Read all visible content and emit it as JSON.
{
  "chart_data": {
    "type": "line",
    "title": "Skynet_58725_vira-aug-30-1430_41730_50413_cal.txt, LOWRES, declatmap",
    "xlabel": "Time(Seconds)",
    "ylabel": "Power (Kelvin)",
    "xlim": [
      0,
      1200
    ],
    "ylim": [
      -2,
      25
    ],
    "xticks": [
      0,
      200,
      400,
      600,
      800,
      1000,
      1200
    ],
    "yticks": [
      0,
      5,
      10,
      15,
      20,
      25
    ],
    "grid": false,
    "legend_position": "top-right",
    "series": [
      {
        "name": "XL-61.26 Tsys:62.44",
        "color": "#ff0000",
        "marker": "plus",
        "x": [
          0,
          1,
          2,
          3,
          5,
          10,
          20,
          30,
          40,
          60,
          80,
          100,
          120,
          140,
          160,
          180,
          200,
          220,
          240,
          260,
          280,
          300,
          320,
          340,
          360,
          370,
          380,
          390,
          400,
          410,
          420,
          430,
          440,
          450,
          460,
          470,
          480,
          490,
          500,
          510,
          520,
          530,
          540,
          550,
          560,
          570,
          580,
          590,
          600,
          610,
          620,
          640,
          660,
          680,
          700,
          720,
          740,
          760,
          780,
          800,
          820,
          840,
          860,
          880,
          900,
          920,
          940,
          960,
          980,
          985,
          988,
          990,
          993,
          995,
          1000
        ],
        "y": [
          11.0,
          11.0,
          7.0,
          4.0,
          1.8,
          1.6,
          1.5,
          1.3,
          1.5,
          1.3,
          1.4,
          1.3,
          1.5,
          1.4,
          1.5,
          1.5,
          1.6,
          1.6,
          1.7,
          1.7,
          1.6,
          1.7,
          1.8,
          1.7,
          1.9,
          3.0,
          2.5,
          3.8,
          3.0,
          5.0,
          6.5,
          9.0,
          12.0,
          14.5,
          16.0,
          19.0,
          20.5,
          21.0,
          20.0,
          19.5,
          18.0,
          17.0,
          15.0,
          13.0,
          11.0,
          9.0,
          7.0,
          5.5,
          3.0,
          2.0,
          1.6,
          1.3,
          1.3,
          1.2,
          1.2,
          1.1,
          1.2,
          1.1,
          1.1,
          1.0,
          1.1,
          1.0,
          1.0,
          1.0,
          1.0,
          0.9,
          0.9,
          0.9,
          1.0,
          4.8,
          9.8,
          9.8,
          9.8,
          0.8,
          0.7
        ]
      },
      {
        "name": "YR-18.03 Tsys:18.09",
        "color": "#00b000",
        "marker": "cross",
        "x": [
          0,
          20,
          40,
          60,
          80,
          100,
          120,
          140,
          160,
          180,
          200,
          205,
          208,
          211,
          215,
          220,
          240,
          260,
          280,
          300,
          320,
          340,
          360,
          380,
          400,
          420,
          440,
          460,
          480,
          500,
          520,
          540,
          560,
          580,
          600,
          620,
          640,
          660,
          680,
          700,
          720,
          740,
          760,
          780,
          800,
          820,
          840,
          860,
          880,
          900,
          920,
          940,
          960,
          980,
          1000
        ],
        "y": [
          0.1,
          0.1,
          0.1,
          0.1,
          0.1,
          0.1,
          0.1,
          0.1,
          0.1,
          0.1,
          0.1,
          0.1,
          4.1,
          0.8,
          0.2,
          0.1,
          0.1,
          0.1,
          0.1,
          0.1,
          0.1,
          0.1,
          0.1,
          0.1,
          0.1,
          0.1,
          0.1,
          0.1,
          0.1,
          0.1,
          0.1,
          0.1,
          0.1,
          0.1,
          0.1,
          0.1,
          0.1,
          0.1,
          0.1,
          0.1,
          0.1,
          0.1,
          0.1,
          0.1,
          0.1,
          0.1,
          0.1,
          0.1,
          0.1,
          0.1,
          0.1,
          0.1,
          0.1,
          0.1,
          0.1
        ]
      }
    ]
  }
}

_ _ _ _ _ _ _

> **REQUIRED TASK**: Which lines hold the word "name"? Copy every one of them.

> **FULL ANSWER**:
        "name": "XL-61.26 Tsys:62.44",
        "name": "YR-18.03 Tsys:18.09",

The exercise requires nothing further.